Record extracts
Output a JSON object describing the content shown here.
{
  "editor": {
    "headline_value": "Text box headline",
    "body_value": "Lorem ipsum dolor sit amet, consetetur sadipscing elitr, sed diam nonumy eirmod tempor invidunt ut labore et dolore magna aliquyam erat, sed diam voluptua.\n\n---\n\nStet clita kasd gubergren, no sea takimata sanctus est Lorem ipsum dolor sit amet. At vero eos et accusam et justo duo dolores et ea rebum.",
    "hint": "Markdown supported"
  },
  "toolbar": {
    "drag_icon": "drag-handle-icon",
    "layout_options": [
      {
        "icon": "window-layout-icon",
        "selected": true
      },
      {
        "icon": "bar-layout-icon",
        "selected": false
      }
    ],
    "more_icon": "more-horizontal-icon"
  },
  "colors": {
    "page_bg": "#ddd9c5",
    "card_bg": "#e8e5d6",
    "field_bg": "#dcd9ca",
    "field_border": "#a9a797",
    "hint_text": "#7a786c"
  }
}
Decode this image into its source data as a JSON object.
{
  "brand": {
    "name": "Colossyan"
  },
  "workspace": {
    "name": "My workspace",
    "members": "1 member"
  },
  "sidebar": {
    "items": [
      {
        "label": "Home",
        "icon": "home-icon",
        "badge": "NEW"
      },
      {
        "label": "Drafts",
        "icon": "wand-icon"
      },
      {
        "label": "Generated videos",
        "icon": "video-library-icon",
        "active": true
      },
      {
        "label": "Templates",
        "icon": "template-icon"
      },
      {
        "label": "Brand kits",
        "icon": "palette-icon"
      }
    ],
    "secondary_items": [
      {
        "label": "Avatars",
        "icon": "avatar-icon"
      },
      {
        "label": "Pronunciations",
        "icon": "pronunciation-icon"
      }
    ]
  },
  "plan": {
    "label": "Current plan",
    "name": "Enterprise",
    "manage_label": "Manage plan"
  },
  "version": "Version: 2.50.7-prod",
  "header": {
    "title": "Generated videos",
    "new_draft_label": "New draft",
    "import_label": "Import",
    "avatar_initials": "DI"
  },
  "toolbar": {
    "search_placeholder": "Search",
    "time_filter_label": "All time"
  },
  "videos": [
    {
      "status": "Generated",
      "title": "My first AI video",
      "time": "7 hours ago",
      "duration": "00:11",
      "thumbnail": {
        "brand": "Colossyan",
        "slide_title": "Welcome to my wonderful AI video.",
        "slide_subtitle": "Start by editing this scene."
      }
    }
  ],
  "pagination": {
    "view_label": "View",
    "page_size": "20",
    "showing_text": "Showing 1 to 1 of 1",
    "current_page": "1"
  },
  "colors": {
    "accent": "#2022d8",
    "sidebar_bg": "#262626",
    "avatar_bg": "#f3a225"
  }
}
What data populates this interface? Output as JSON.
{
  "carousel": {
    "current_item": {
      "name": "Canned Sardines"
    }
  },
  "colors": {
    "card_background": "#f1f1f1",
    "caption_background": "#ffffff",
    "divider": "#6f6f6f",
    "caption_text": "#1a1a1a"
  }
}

Task details
Copy exactly the line containing "What data populates" and every line after it, ending with the last line of the records above.

Solution
What data populates this interface? Output as JSON.
{
  "carousel": {
    "current_item": {
      "name": "Canned Sardines"
    }
  },
  "colors": {
    "card_background": "#f1f1f1",
    "caption_background": "#ffffff",
    "divider": "#6f6f6f",
    "caption_text": "#1a1a1a"
  }
}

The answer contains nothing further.